### Do this
Repeat every line below exactly as it reads.

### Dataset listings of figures

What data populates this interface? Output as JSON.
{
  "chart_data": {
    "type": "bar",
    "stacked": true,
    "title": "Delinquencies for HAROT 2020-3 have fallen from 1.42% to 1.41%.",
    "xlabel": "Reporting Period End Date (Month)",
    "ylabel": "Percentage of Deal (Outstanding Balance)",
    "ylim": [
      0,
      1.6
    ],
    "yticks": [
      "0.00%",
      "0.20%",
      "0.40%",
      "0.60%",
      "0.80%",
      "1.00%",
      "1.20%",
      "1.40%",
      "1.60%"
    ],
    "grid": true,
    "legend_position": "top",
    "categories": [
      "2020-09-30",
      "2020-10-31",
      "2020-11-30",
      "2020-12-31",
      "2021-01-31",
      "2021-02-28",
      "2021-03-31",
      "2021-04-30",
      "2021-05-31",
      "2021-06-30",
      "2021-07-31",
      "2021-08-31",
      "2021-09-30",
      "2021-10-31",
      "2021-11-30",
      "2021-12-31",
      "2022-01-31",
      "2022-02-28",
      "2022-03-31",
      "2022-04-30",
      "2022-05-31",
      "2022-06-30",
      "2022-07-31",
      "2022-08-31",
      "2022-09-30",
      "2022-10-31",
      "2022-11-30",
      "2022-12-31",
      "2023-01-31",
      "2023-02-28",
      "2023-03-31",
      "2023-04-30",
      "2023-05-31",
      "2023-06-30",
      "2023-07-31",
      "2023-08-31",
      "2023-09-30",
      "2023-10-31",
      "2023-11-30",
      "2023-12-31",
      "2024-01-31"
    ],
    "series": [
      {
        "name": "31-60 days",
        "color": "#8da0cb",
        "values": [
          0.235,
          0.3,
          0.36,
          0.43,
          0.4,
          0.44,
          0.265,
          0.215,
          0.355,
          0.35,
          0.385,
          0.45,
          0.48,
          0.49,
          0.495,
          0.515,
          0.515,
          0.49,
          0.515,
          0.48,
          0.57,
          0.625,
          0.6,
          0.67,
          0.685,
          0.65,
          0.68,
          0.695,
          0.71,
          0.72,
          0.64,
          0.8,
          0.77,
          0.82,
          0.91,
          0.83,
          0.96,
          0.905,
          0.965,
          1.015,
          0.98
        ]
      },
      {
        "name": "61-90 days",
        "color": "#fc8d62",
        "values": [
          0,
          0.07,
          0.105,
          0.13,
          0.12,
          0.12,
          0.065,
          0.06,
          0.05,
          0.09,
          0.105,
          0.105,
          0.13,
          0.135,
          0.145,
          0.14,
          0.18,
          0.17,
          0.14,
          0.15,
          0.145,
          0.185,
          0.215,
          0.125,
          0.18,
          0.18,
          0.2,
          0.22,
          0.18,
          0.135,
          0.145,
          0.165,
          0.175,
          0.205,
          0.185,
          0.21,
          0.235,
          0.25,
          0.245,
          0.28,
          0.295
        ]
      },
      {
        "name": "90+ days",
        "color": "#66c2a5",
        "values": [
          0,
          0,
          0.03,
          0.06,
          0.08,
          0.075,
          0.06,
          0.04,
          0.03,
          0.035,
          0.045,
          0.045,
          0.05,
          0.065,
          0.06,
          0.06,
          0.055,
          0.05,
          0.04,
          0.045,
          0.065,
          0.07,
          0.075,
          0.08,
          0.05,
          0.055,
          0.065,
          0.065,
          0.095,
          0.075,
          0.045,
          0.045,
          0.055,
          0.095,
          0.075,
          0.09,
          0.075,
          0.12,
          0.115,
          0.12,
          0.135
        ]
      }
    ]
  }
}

### Solution for this problem
What data populates this interface? Output as JSON.
{
  "chart_data": {
    "type": "bar",
    "stacked": true,
    "title": "Delinquencies for HAROT 2020-3 have fallen from 1.42% to 1.41%.",
    "xlabel": "Reporting Period End Date (Month)",
    "ylabel": "Percentage of Deal (Outstanding Balance)",
    "ylim": [
      0,
      1.6
    ],
    "yticks": [
      "0.00%",
      "0.20%",
      "0.40%",
      "0.60%",
      "0.80%",
      "1.00%",
      "1.20%",
      "1.40%",
      "1.60%"
    ],
    "grid": true,
    "legend_position": "top",
    "categories": [
      "2020-09-30",
      "2020-10-31",
      "2020-11-30",
      "2020-12-31",
      "2021-01-31",
      "2021-02-28",
      "2021-03-31",
      "2021-04-30",
      "2021-05-31",
      "2021-06-30",
      "2021-07-31",
      "2021-08-31",
      "2021-09-30",
      "2021-10-31",
      "2021-11-30",
      "2021-12-31",
      "2022-01-31",
      "2022-02-28",
      "2022-03-31",
      "2022-04-30",
      "2022-05-31",
      "2022-06-30",
      "2022-07-31",
      "2022-08-31",
      "2022-09-30",
      "2022-10-31",
      "2022-11-30",
      "2022-12-31",
      "2023-01-31",
      "2023-02-28",
      "2023-03-31",
      "2023-04-30",
      "2023-05-31",
      "2023-06-30",
      "2023-07-31",
      "2023-08-31",
      "2023-09-30",
      "2023-10-31",
      "2023-11-30",
      "2023-12-31",
      "2024-01-31"
    ],
    "series": [
      {
        "name": "31-60 days",
        "color": "#8da0cb",
        "values": [
          0.235,
          0.3,
          0.36,
          0.43,
          0.4,
          0.44,
          0.265,
          0.215,
          0.355,
          0.35,
          0.385,
          0.45,
          0.48,
          0.49,
          0.495,
          0.515,
          0.515,
          0.49,
          0.515,
          0.48,
          0.57,
          0.625,
          0.6,
          0.67,
          0.685,
          0.65,
          0.68,
          0.695,
          0.71,
          0.72,
          0.64,
          0.8,
          0.77,
          0.82,
          0.91,
          0.83,
          0.96,
          0.905,
          0.965,
          1.015,
          0.98
        ]
      },
      {
        "name": "61-90 days",
        "color": "#fc8d62",
        "values": [
          0,
          0.07,
          0.105,
          0.13,
          0.12,
          0.12,
          0.065,
          0.06,
          0.05,
          0.09,
          0.105,
          0.105,
          0.13,
          0.135,
          0.145,
          0.14,
          0.18,
          0.17,
          0.14,
          0.15,
          0.145,
          0.185,
          0.215,
          0.125,
          0.18,
          0.18,
          0.2,
          0.22,
          0.18,
          0.135,
          0.145,
          0.165,
          0.175,
          0.205,
          0.185,
          0.21,
          0.235,
          0.25,
          0.245,
          0.28,
          0.295
        ]
      },
      {
        "name": "90+ days",
        "color": "#66c2a5",
        "values": [
          0,
          0,
          0.03,
          0.06,
          0.08,
          0.075,
          0.06,
          0.04,
          0.03,
          0.035,
          0.045,
          0.045,
          0.05,
          0.065,
          0.06,
          0.06,
          0.055,
          0.05,
          0.04,
          0.045,
          0.065,
          0.07,
          0.075,
          0.08,
          0.05,
          0.055,
          0.065,
          0.065,
          0.095,
          0.075,
          0.045,
          0.045,
          0.055,
          0.095,
          0.075,
          0.09,
          0.075,
          0.12,
          0.115,
          0.12,
          0.135
        ]
      }
    ]
  }
}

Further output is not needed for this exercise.